▸ **AIM OF THE TASK**:
Find the line containing "What does this". Quote it and every line after it, exactly, through the end; skip pictures.

▸ **DATASET RECORDS**:
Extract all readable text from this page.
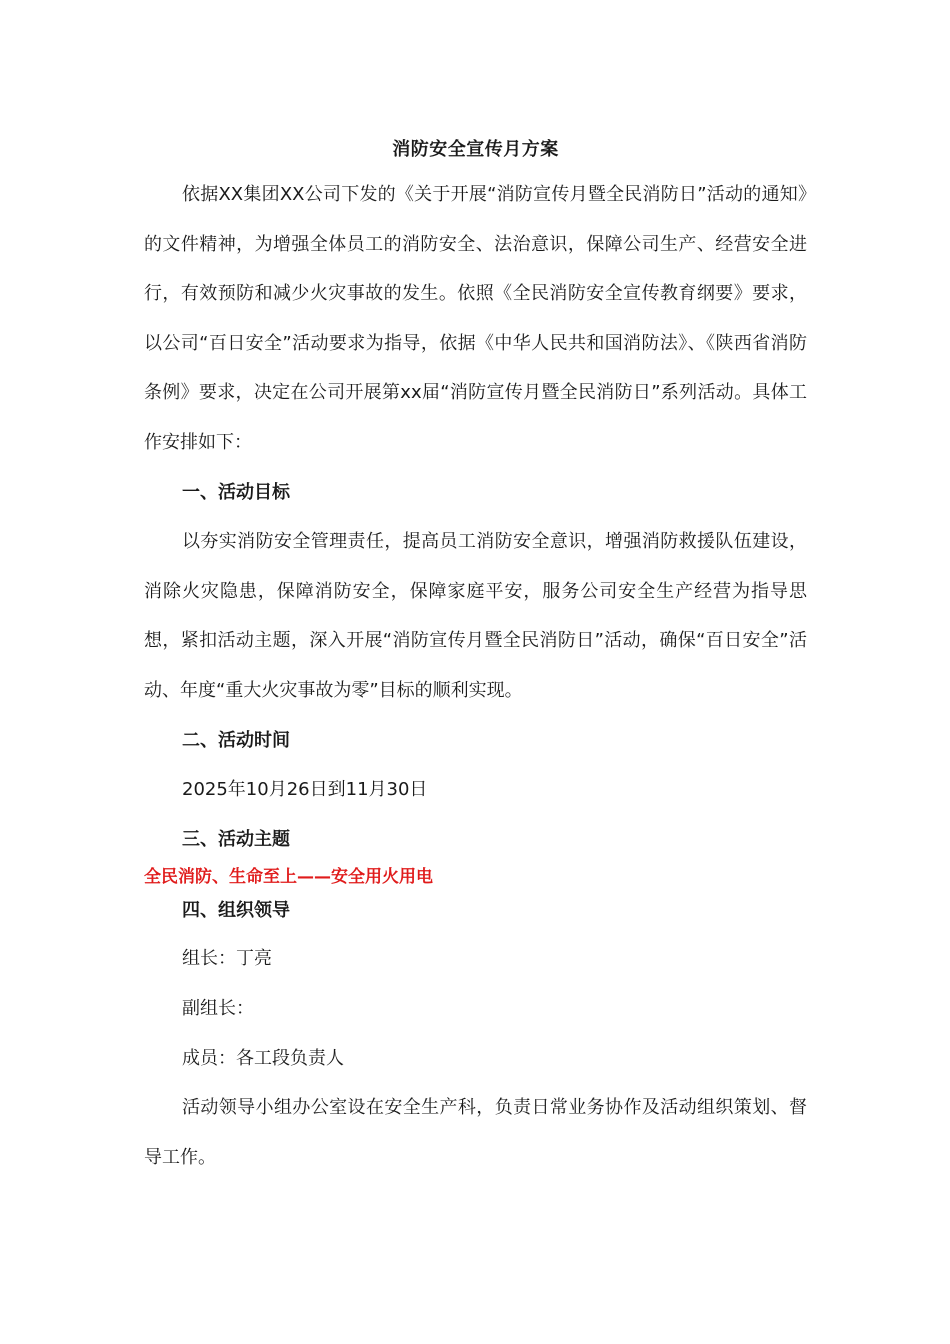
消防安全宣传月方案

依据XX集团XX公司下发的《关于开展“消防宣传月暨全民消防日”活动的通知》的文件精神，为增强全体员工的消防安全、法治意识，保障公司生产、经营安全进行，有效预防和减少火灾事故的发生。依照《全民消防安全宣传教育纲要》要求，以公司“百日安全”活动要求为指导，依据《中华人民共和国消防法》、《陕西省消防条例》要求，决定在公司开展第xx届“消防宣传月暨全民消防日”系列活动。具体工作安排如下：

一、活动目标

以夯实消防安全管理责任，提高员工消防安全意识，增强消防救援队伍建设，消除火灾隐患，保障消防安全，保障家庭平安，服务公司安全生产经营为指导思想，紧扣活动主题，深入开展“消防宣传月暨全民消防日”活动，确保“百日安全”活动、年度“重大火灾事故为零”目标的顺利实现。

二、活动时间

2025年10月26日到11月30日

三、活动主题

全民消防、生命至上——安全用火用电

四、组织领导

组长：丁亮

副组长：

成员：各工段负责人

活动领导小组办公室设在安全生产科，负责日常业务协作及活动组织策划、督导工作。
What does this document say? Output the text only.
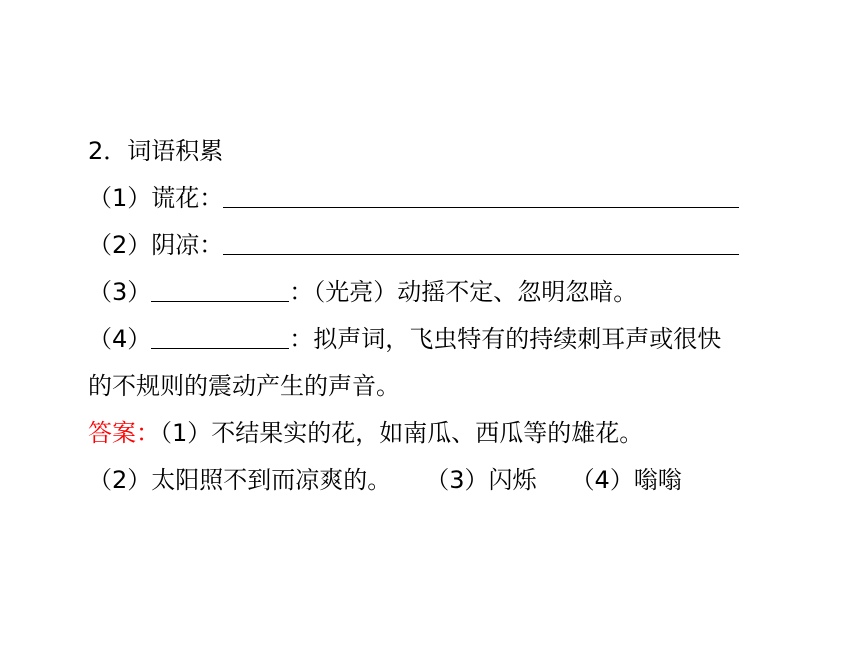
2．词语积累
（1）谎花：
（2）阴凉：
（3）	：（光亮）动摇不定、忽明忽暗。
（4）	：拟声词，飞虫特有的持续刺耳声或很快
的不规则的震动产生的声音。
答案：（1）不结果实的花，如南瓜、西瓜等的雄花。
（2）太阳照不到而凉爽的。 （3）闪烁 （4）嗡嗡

▸ **FINISHED EXERCISE**:
What does this document say? Output the text only.
2．词语积累
（1）谎花：
（2）阴凉：
（3）	：（光亮）动摇不定、忽明忽暗。
（4）	：拟声词，飞虫特有的持续刺耳声或很快
的不规则的震动产生的声音。
答案：（1）不结果实的花，如南瓜、西瓜等的雄花。
（2）太阳照不到而凉爽的。 （3）闪烁 （4）嗡嗡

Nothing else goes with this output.